Obiettivo del compito:
Puoi ricopiare parola per parola, dal testo sulle vittime e sul perdono, il passo che va da «Territori dove è, dunque, lecito» fino a «e socialmente condivise.»?

Estratto del documento:
::::::::::

Nel mio dire di vittime e del dolore dei loro cari, di vendetta che rende un po’ simile al carnefice, d’ipotesi e percorsi di perdono, di drammi che pietrificano e di quelli che stimolano, di resilienze e di depressioni paralizzanti, della consolazione della natura che indifferente al male continua gloriosa il suo procedere, il saggio amico mi aveva ammonito:
«Facile filosofare quando le tragedie succedono agli altri».
Territori dove è, dunque, lecito dire se direttamente e personalmente coinvolti in medesimo grado: ti è morto il padre di tumore al pancreas? Puoi dire la tua all’amico che sta vivendo lo stesso dramma, ma esautorato da qualsiasi pensare, dire, fare, interpretare, riguardo la madre che ha avuto il figlio assassinato. Limite invalicabile ad eccezione della silente vicinanza. Eppure in questa sacralizzazione della vittima elevata a intangibile onnipotente sovrano separato, isolato, autistico, mai imputabile al pari degli incapaci di intendere e volere, c’è qualcosa che non va. Difficile trovare un modo di sano coinvolgimento se non quello mediato dalle generali e universali misure e norme dell'umano diritto costituite, istituite, e socialmente condivise.

::::::::::

Materiale di studio:
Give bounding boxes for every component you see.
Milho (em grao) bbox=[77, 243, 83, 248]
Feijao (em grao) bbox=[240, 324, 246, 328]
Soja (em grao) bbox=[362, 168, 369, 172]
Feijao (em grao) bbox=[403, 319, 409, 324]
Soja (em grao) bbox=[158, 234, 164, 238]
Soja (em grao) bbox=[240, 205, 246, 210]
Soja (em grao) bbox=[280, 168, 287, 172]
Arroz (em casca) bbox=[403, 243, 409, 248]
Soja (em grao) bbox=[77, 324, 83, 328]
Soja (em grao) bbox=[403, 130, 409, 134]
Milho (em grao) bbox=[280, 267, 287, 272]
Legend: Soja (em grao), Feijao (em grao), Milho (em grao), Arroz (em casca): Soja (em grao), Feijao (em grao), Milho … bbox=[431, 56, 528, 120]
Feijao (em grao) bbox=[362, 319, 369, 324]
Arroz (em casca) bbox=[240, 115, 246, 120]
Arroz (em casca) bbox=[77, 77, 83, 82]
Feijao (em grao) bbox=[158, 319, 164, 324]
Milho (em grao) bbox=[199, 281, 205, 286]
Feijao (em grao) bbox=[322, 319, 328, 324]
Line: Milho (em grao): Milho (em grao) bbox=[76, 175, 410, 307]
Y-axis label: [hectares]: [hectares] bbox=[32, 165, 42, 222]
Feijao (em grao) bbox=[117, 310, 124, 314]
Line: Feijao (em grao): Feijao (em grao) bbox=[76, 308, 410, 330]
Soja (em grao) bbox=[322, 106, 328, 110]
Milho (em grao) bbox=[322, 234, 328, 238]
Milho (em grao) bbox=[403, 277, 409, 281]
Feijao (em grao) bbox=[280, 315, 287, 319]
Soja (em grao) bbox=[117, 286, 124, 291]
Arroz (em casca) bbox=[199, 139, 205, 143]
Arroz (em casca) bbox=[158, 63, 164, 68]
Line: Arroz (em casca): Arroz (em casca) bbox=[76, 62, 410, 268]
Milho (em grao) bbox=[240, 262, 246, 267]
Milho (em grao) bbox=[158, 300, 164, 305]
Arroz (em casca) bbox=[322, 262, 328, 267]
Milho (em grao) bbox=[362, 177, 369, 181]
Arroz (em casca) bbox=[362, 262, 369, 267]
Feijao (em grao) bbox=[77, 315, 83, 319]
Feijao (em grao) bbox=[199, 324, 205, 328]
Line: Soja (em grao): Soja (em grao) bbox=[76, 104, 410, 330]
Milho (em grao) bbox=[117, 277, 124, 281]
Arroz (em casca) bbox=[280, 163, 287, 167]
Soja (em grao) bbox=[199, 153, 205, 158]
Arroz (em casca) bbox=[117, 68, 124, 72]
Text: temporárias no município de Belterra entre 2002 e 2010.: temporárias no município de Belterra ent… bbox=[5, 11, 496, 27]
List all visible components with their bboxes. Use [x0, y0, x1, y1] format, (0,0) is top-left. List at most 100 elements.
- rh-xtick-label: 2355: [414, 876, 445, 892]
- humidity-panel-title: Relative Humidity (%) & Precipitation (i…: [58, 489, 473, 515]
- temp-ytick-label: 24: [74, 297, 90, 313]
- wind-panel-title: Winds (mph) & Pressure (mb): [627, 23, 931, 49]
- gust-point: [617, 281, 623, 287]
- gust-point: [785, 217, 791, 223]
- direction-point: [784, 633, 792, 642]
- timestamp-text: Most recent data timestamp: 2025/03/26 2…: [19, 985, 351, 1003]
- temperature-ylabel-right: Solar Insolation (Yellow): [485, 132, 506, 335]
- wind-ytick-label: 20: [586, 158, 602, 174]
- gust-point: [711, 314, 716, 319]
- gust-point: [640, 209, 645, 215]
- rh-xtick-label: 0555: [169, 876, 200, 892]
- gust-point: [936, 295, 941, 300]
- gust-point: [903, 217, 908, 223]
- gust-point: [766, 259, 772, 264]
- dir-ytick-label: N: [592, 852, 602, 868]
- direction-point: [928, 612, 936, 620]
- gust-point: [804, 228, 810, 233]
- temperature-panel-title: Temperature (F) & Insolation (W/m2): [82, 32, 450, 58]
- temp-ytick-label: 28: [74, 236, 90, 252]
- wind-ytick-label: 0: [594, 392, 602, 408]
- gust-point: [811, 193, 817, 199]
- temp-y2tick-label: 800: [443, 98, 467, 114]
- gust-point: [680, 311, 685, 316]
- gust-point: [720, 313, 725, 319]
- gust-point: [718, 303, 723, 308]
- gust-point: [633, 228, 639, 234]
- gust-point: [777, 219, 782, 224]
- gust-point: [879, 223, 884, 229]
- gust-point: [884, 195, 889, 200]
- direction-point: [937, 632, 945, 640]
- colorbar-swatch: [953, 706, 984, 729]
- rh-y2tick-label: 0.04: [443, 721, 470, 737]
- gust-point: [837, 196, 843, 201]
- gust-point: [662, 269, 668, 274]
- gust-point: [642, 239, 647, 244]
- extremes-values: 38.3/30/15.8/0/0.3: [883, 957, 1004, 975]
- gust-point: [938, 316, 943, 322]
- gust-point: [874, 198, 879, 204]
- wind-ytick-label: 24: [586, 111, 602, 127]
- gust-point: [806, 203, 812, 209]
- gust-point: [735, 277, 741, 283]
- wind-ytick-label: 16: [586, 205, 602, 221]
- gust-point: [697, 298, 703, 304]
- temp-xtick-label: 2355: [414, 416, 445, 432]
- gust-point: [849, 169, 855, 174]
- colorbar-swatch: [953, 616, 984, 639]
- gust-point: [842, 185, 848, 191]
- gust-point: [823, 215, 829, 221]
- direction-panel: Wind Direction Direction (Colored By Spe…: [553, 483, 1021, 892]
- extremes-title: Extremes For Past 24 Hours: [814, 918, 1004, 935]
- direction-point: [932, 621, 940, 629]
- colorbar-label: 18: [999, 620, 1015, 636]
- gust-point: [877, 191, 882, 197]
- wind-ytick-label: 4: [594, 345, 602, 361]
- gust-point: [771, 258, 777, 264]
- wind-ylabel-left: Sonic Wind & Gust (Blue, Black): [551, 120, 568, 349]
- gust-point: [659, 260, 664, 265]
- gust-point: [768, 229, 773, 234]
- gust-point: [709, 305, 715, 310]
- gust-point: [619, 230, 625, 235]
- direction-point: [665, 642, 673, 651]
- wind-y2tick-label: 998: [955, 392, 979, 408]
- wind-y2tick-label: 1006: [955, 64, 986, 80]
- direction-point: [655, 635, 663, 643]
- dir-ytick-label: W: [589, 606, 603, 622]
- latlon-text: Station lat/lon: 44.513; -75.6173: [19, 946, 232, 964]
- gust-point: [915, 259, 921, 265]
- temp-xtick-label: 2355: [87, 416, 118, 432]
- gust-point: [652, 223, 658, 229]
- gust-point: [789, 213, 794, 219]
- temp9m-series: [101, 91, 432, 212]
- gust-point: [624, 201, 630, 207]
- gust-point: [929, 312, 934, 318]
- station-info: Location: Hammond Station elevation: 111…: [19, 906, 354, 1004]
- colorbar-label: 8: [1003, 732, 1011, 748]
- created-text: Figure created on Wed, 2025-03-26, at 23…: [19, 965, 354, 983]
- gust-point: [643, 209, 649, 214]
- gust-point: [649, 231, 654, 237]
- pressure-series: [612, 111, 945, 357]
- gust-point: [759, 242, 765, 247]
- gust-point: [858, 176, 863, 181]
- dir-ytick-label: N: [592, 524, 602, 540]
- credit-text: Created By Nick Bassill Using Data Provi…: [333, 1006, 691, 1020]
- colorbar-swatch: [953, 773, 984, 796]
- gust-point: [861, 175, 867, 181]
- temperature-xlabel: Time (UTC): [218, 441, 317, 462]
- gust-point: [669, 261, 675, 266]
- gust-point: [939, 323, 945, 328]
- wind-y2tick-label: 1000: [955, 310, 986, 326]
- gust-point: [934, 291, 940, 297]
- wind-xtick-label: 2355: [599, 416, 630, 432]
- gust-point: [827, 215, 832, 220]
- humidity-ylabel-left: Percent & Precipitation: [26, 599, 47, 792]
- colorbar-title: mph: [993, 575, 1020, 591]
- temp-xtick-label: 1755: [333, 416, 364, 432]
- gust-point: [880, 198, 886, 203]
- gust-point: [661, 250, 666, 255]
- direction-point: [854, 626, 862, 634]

::::::::::

Risposta:
Territori dove è, dunque, lecito dire se direttamente e personalmente coinvolti in medesimo grado: ti è morto il padre di tumore al pancreas? Puoi dire la tua all’amico che sta vivendo lo stesso dramma, ma esautorato da qualsiasi pensare, dire, fare, interpretare, riguardo la madre che ha avuto il figlio assassinato. Limite invalicabile ad eccezione della silente vicinanza. Eppure in questa sacralizzazione della vittima elevata a intangibile onnipotente sovrano separato, isolato, autistico, mai imputabile al pari degli incapaci di intendere e volere, c’è qualcosa che non va. Difficile trovare un modo di sano coinvolgimento se non quello mediato dalle generali e universali misure e norme dell'umano diritto costituite, istituite, e socialmente condivise.